§ PROVIDED RECORDS

=======

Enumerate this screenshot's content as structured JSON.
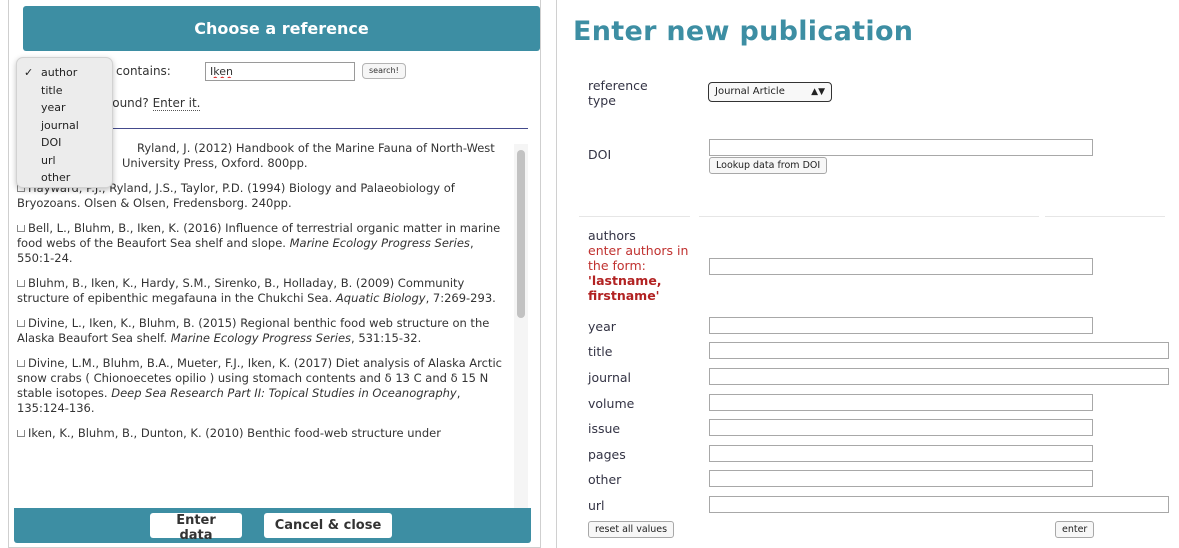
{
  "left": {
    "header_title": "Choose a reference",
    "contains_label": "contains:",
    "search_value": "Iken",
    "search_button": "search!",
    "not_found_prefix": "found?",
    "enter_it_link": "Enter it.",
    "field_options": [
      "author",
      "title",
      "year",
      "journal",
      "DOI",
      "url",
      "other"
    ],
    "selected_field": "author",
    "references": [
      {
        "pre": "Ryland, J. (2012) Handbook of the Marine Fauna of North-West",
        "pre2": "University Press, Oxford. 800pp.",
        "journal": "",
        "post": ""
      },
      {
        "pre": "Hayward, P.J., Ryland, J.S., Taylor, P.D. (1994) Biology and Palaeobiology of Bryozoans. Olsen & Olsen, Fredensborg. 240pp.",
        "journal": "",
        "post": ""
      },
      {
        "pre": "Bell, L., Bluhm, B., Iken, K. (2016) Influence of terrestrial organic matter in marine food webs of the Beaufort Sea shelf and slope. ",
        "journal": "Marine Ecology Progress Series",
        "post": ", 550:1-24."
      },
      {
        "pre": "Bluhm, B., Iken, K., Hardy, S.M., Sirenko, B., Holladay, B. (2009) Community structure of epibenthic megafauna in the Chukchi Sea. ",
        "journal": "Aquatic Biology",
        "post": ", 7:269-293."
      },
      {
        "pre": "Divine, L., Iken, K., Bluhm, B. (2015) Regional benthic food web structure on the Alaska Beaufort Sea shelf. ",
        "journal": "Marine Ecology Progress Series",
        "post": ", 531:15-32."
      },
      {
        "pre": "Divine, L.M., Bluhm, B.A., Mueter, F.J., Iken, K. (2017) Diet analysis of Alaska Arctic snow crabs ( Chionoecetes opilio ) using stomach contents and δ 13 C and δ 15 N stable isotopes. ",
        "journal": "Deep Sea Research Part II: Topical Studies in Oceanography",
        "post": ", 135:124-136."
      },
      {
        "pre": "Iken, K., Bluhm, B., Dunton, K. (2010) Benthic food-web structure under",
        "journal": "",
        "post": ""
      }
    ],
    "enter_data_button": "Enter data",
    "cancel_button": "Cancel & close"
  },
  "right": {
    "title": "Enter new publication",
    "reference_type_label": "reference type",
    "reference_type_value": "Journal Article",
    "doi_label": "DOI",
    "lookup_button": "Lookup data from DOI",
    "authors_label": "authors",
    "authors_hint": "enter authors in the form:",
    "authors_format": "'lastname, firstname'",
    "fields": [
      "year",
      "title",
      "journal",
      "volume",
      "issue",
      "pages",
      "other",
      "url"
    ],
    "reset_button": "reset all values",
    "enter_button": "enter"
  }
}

=======

§ WORK TO BE COMPLETED
Copy out each line that contains the word "Beaufort".

§ RESPONSE TO THE TASK
        "pre": "Bell, L., Bluhm, B., Iken, K. (2016) Influence of terrestrial organic matter in marine food webs of the Beaufort Sea shelf and slope. ",
        "pre": "Divine, L., Iken, K., Bluhm, B. (2015) Regional benthic food web structure on the Alaska Beaufort Sea shelf. ",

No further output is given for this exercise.